*** Data for this task ***

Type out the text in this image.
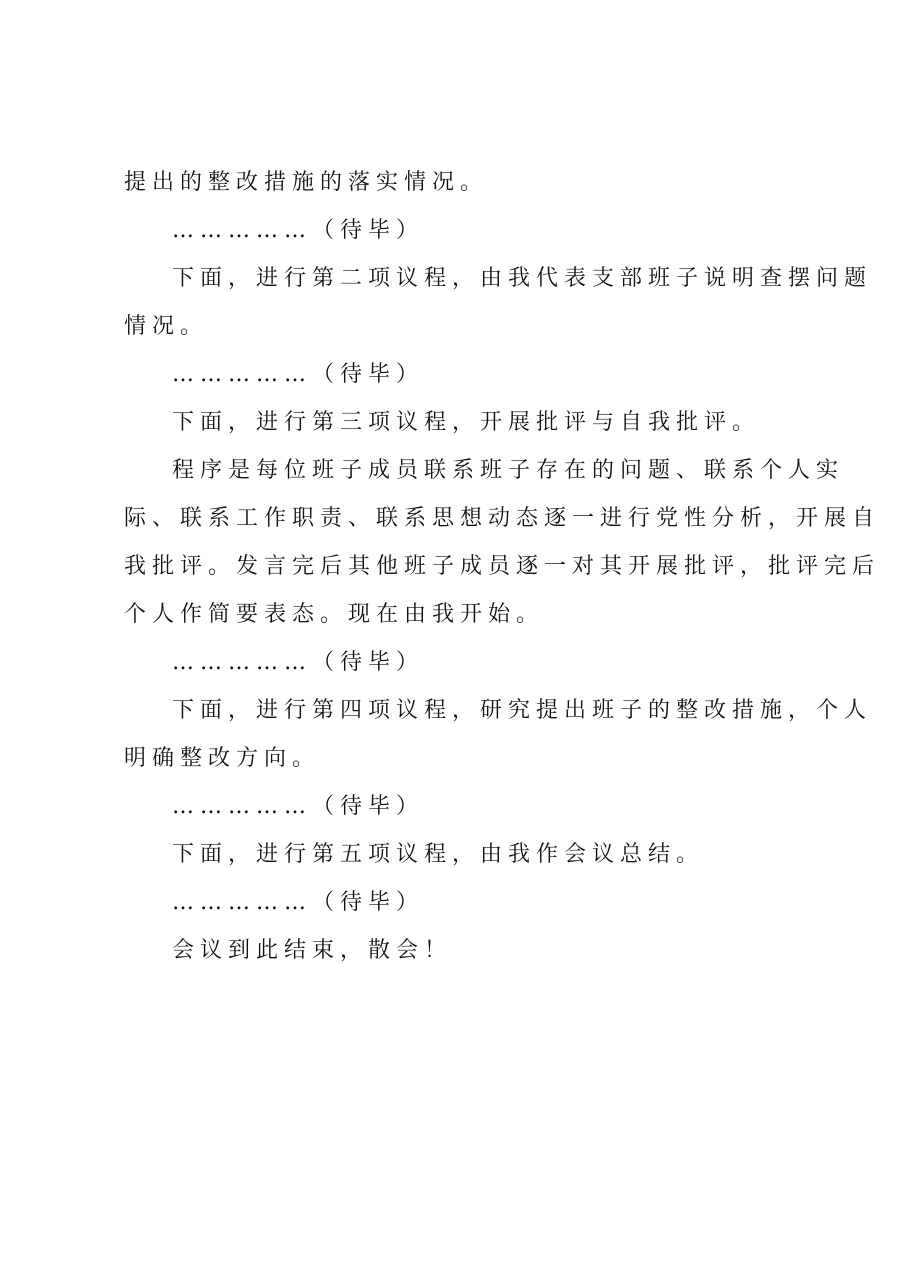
提出的整改措施的落实情况。
……………（待毕）
下面，进行第二项议程，由我代表支部班子说明查摆问题
情况。
……………（待毕）
下面，进行第三项议程，开展批评与自我批评。
程序是每位班子成员联系班子存在的问题、联系个人实
际、联系工作职责、联系思想动态逐一进行党性分析，开展自
我批评。发言完后其他班子成员逐一对其开展批评，批评完后
个人作简要表态。现在由我开始。
……………（待毕）
下面，进行第四项议程，研究提出班子的整改措施，个人
明确整改方向。
……………（待毕）
下面，进行第五项议程，由我作会议总结。
……………（待毕）
会议到此结束，散会！
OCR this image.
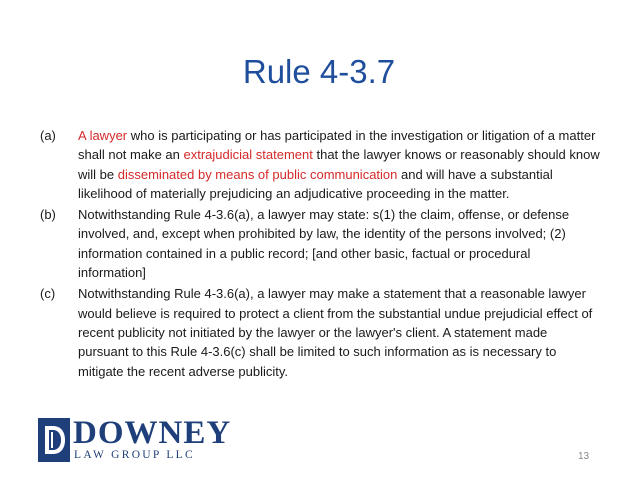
Rule 4-3.7
(a)	A lawyer who is participating or has participated in the investigation or litigation of a matter shall not make an extrajudicial statement that the lawyer knows or reasonably should know will be disseminated by means of public communication and will have a substantial likelihood of materially prejudicing an adjudicative proceeding in the matter.
(b)	Notwithstanding Rule 4-3.6(a), a lawyer may state: s(1) the claim, offense, or defense involved, and, except when prohibited by law, the identity of the persons involved; (2) information contained in a public record; [and other basic, factual or procedural information]
(c)	Notwithstanding Rule 4-3.6(a), a lawyer may make a statement that a reasonable lawyer would believe is required to protect a client from the substantial undue prejudicial effect of recent publicity not initiated by the lawyer or the lawyer's client. A statement made pursuant to this Rule 4-3.6(c) shall be limited to such information as is necessary to mitigate the recent adverse publicity.
DOWNEY
LAW GROUP LLC	13
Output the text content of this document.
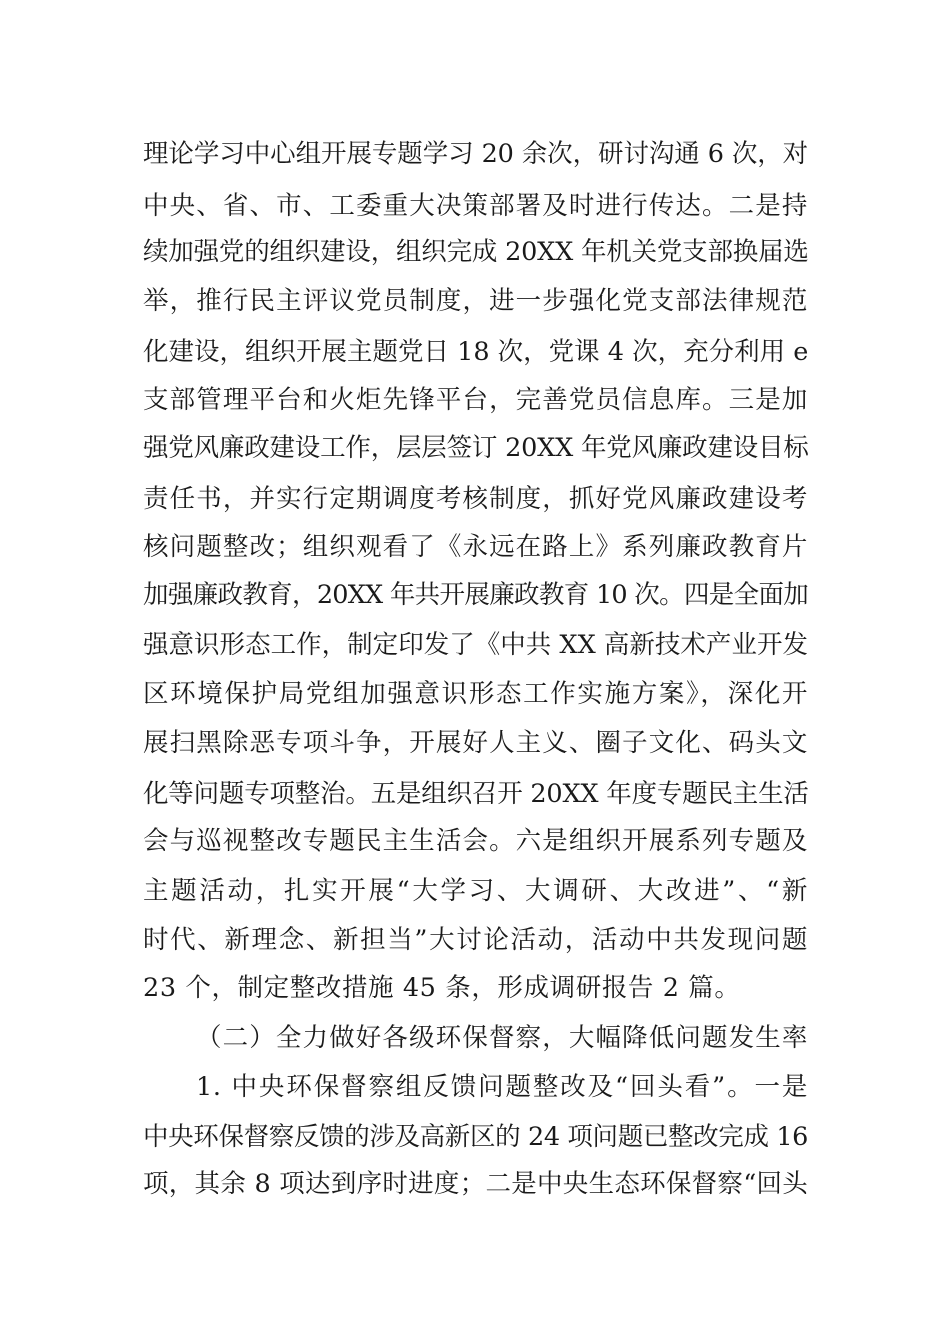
理论学习中心组开展专题学习 20 余次，研讨沟通 6 次，对
中央、省、市、工委重大决策部署及时进行传达。二是持
续加强党的组织建设，组织完成 20XX 年机关党支部换届选
举，推行民主评议党员制度，进一步强化党支部法律规范
化建设，组织开展主题党日 18 次，党课 4 次，充分利用 e
支部管理平台和火炬先锋平台，完善党员信息库。三是加
强党风廉政建设工作，层层签订 20XX 年党风廉政建设目标
责任书，并实行定期调度考核制度，抓好党风廉政建设考
核问题整改；组织观看了《永远在路上》系列廉政教育片
加强廉政教育，20XX 年共开展廉政教育 10 次。四是全面加
强意识形态工作，制定印发了《中共 XX 高新技术产业开发
区环境保护局党组加强意识形态工作实施方案》，深化开
展扫黑除恶专项斗争，开展好人主义、圈子文化、码头文
化等问题专项整治。五是组织召开 20XX 年度专题民主生活
会与巡视整改专题民主生活会。六是组织开展系列专题及
主题活动，扎实开展“大学习、大调研、大改进”、“新
时代、新理念、新担当”大讨论活动，活动中共发现问题
23 个，制定整改措施 45 条，形成调研报告 2 篇。
（二）全力做好各级环保督察，大幅降低问题发生率
1. 中央环保督察组反馈问题整改及“回头看”。一是
中央环保督察反馈的涉及高新区的 24 项问题已整改完成 16
项，其余 8 项达到序时进度；二是中央生态环保督察“回头
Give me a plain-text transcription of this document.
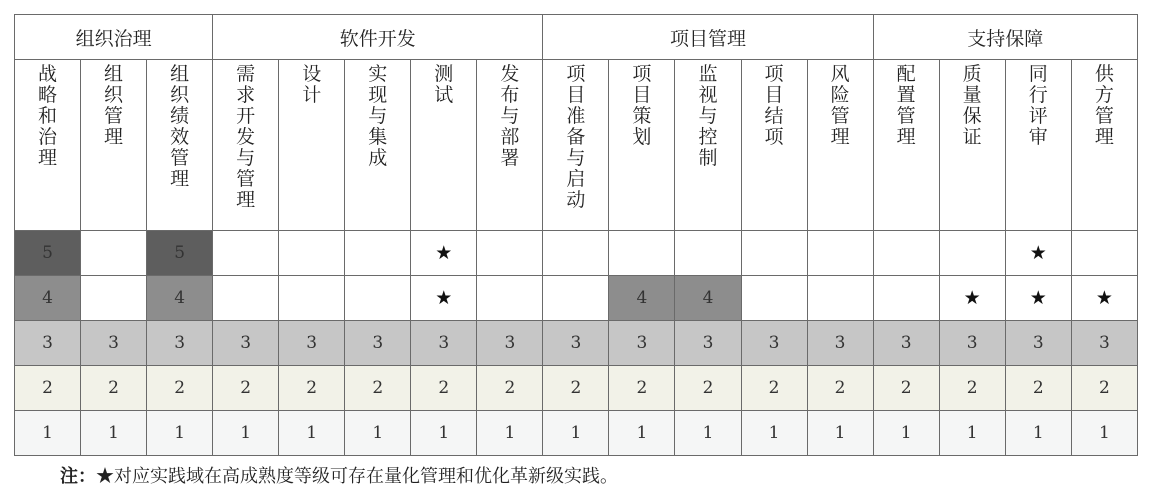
组织治理			软件开发					项目管理					支持保障			

战略和治理	组织管理	组织绩效管理	需求开发与管理	设计	实现与集成	测试	发布与部署	项目准备与启动	项目策划	监视与控制	项目结项	风险管理	配置管理	质量保证	同行评审	供方管理

5		5				★									★	
4		4				★			4	4				★	★	★
3	3	3	3	3	3	3	3	3	3	3	3	3	3	3	3	3
2	2	2	2	2	2	2	2	2	2	2	2	2	2	2	2	2
1	1	1	1	1	1	1	1	1	1	1	1	1	1	1	1	1
注：★对应实践域在高成熟度等级可存在量化管理和优化革新级实践。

***

Direction |
Looking at the records above, tally the lines holding "document" and reply with that number only.

Full solution |
2